- Written request
Write out each line word for word. Drop pictures.
** START OF Records provided **
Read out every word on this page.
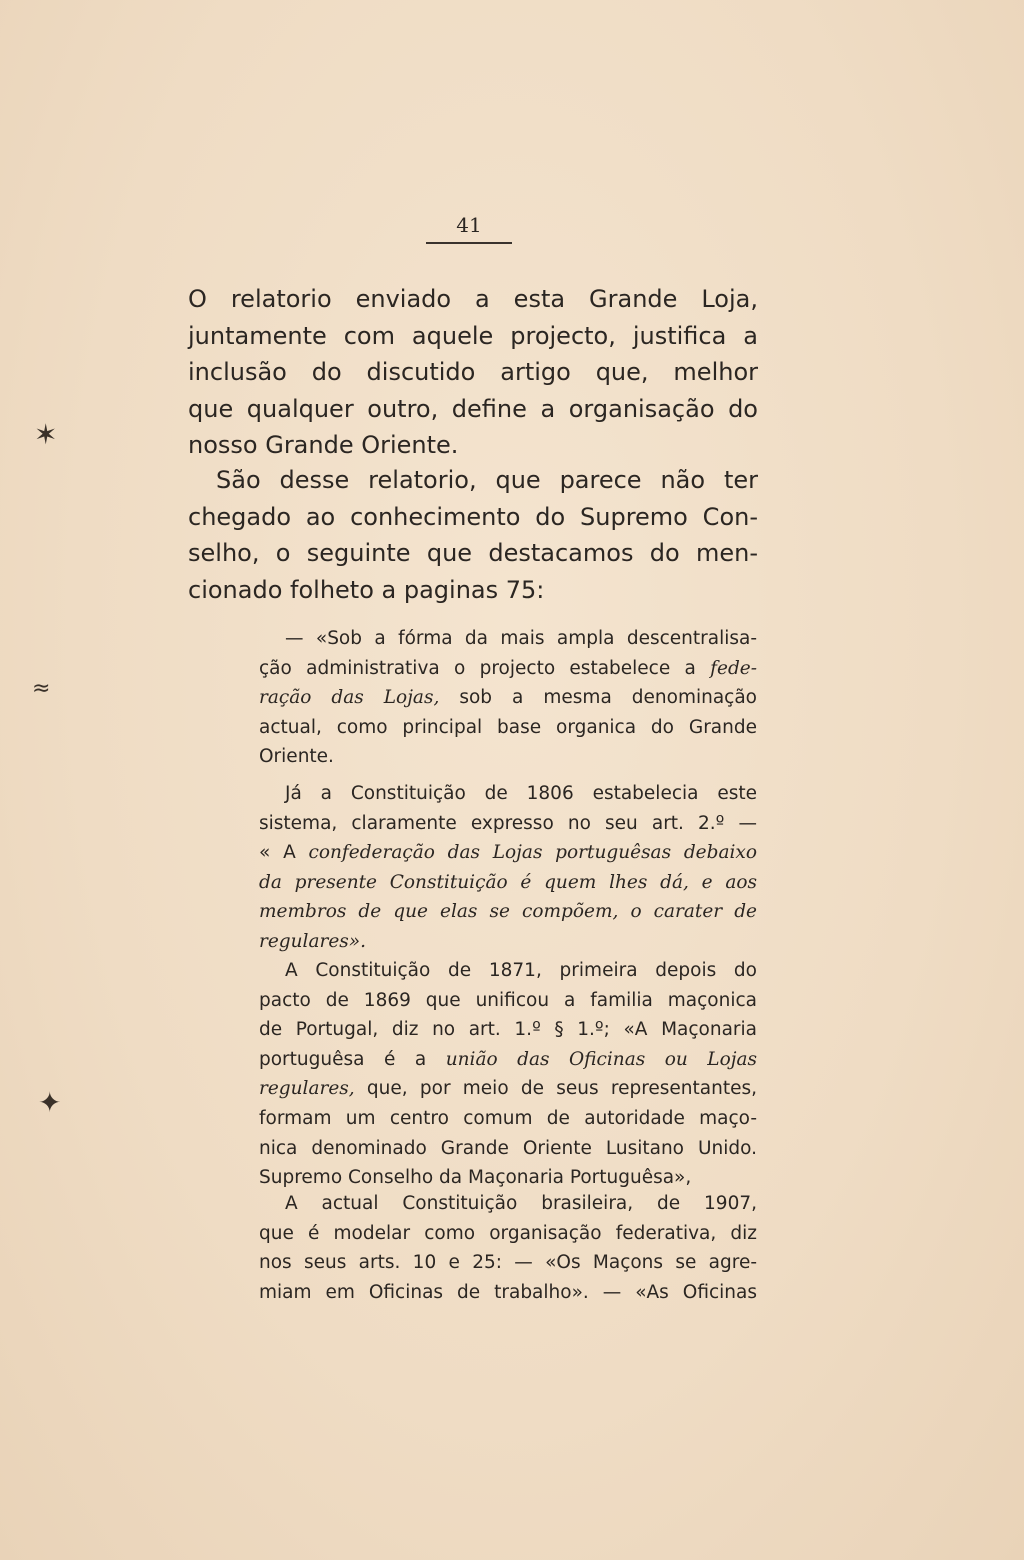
41
✶
≈
✦
O relatorio enviado a esta Grande Loja,
juntamente com aquele projecto, justifica a
inclusão do discutido artigo que, melhor
que qualquer outro, define a organisação do
nosso Grande Oriente.
São desse relatorio, que parece não ter
chegado ao conhecimento do Supremo Con-
selho, o seguinte que destacamos do men-
cionado folheto a paginas 75:
— «Sob a fórma da mais ampla descentralisa-
ção administrativa o projecto estabelece a fede-
ração das Lojas, sob a mesma denominação
actual, como principal base organica do Grande
Oriente.
Já a Constituição de 1806 estabelecia este
sistema, claramente expresso no seu art. 2.º —
« A confederação das Lojas portuguêsas debaixo
da presente Constituição é quem lhes dá, e aos
membros de que elas se compõem, o carater de
regulares».
A Constituição de 1871, primeira depois do
pacto de 1869 que unificou a familia maçonica
de Portugal, diz no art. 1.º § 1.º; «A Maçonaria
portuguêsa é a união das Oficinas ou Lojas
regulares, que, por meio de seus representantes,
formam um centro comum de autoridade maço-
nica denominado Grande Oriente Lusitano Unido.
Supremo Conselho da Maçonaria Portuguêsa»,
A actual Constituição brasileira, de 1907,
que é modelar como organisação federativa, diz
nos seus arts. 10 e 25: — «Os Maçons se agre-
miam em Oficinas de trabalho». — «As Oficinas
** END OF Records provided **
- Full response
Read out every word on this page.
41
✶
≈
✦
O relatorio enviado a esta Grande Loja,
juntamente com aquele projecto, justifica a
inclusão do discutido artigo que, melhor
que qualquer outro, define a organisação do
nosso Grande Oriente.
São desse relatorio, que parece não ter
chegado ao conhecimento do Supremo Con-
selho, o seguinte que destacamos do men-
cionado folheto a paginas 75:
— «Sob a fórma da mais ampla descentralisa-
ção administrativa o projecto estabelece a fede-
ração das Lojas, sob a mesma denominação
actual, como principal base organica do Grande
Oriente.
Já a Constituição de 1806 estabelecia este
sistema, claramente expresso no seu art. 2.º —
« A confederação das Lojas portuguêsas debaixo
da presente Constituição é quem lhes dá, e aos
membros de que elas se compõem, o carater de
regulares».
A Constituição de 1871, primeira depois do
pacto de 1869 que unificou a familia maçonica
de Portugal, diz no art. 1.º § 1.º; «A Maçonaria
portuguêsa é a união das Oficinas ou Lojas
regulares, que, por meio de seus representantes,
formam um centro comum de autoridade maço-
nica denominado Grande Oriente Lusitano Unido.
Supremo Conselho da Maçonaria Portuguêsa»,
A actual Constituição brasileira, de 1907,
que é modelar como organisação federativa, diz
nos seus arts. 10 e 25: — «Os Maçons se agre-
miam em Oficinas de trabalho». — «As Oficinas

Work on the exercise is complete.